• TEXTE AFFICHÉ:
------------------------

Vous avez certainement déjà entendu quelques personnes vous dire « On ne nourrira pas la planète avec du bio ». Ce genre de phrase, en plus de n’avoir aucun fondement, est en réalité la conséquence d’un travail abouti des lobbys agro-alimentaires qui continuent de nous faire croire que seules leurs méthodes de production sont sérieuses et permettent d’arriver à des rendements satisfaisant…
Et bien figurez-vous que c’est la même chose dans le milieu forestier. Pendant longtemps, on a dit de la forêt française qu’elle était sous-exploitée, mal entretenue, peu valorisée. Ces dernières années, et avec le développement des théories sur le changement climatique, le regard sur la forêt a un peu changé. Dans ce contexte, ses vertus sont nombreuses :
– Elle stocke le carbone et permet de lutter contre l’augmentation du CO2 dans l’atmosphère
– Elle constitue une alternative aux matériaux non durables de la construction, ce qui est intéressant dans une logique de raréfaction de certaines ressources et notamment du sable pour la fabrication du béton.

------------------------

• LISTE BRUTE:
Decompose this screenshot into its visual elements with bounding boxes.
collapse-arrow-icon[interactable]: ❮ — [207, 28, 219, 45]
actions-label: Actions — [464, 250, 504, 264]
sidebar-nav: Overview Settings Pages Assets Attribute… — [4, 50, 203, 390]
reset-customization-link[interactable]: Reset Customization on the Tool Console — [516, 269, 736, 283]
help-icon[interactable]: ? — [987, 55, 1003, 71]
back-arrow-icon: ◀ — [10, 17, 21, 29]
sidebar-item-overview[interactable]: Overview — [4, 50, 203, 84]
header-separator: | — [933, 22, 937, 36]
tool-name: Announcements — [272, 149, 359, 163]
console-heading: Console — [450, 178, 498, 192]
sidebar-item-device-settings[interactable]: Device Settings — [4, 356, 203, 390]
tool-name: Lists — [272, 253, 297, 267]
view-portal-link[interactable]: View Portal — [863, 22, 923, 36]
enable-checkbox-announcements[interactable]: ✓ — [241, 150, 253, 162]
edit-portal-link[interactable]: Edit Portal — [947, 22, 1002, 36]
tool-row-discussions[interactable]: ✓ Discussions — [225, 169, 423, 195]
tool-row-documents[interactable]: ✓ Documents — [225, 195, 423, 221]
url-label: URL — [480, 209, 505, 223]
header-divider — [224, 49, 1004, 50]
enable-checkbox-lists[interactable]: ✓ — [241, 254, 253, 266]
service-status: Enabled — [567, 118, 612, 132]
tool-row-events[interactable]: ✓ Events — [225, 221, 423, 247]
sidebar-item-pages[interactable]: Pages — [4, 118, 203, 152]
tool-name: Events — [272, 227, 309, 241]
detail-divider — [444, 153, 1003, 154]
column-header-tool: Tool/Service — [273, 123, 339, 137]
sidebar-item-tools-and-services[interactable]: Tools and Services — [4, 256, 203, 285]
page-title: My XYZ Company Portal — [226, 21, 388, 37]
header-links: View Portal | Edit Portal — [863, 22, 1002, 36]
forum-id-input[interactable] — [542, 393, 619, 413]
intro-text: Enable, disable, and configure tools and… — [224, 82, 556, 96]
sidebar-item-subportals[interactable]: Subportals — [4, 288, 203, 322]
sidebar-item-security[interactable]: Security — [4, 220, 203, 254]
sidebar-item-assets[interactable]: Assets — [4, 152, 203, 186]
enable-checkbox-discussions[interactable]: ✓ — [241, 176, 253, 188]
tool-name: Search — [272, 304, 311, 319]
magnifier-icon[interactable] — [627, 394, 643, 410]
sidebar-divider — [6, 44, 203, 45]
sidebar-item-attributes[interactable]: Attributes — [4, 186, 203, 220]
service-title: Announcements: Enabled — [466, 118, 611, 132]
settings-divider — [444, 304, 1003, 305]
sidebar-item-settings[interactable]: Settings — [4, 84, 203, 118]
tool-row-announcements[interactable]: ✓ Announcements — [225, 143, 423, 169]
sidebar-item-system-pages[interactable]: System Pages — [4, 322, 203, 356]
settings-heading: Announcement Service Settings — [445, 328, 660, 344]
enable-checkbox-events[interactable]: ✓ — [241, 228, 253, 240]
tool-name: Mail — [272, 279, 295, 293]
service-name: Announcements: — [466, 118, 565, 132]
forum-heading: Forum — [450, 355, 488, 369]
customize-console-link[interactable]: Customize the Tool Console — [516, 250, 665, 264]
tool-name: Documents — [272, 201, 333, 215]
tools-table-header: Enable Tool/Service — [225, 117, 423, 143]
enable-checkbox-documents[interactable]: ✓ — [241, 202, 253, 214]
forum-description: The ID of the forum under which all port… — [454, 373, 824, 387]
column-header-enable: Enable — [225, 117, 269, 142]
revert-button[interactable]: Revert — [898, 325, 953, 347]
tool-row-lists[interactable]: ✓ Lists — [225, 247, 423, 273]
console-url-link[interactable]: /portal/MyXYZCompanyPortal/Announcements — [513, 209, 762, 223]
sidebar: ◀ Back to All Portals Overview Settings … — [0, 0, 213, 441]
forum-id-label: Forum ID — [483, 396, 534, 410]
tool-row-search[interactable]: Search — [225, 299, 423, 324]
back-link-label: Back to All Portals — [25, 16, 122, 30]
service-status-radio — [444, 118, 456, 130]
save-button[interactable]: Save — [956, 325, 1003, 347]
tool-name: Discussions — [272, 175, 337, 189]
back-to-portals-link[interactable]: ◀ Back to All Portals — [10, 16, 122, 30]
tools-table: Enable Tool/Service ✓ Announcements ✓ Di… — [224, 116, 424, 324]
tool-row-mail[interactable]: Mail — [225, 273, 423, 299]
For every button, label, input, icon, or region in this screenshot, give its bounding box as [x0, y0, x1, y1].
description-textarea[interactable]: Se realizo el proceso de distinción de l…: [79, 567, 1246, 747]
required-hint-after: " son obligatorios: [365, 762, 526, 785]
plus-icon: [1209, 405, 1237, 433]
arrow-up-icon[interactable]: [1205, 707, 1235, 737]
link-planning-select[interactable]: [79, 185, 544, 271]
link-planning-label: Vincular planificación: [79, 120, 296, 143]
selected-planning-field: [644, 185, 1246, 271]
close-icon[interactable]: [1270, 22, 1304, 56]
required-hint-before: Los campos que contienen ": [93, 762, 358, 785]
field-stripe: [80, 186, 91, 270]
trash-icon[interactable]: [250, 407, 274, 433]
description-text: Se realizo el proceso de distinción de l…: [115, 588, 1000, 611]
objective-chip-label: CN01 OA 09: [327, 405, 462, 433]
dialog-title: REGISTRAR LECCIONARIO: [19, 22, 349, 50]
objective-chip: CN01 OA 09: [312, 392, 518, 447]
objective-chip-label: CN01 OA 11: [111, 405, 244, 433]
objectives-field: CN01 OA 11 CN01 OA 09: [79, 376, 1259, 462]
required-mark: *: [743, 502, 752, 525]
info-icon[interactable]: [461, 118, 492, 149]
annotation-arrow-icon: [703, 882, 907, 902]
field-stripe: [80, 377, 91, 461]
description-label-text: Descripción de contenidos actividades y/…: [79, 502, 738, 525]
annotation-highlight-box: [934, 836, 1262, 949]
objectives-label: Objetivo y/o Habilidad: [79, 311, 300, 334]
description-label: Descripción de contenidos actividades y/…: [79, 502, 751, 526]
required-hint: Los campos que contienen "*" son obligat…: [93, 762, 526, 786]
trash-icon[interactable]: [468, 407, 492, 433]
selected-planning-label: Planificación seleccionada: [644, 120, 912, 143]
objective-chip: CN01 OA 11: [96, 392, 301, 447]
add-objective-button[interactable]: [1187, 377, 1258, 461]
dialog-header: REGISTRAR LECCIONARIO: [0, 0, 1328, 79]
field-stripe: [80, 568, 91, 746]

------------------------

• CONSIGNE ÉCRITE:
Pourriez-vous recopier en entier, sans y changer un mot, le texte sur le bio et la forêt française ?

• BONNE RÉPONSE:
Vous avez certainement déjà entendu quelques personnes vous dire « On ne nourrira pas la planète avec du bio ». Ce genre de phrase, en plus de n’avoir aucun fondement, est en réalité la conséquence d’un travail abouti des lobbys agro-alimentaires qui continuent de nous faire croire que seules leurs méthodes de production sont sérieuses et permettent d’arriver à des rendements satisfaisant…
Et bien figurez-vous que c’est la même chose dans le milieu forestier. Pendant longtemps, on a dit de la forêt française qu’elle était sous-exploitée, mal entretenue, peu valorisée. Ces dernières années, et avec le développement des théories sur le changement climatique, le regard sur la forêt a un peu changé. Dans ce contexte, ses vertus sont nombreuses :
– Elle stocke le carbone et permet de lutter contre l’augmentation du CO2 dans l’atmosphère
– Elle constitue une alternative aux matériaux non durables de la construction, ce qui est intéressant dans une logique de raréfaction de certaines ressources et notamment du sable pour la fabrication du béton.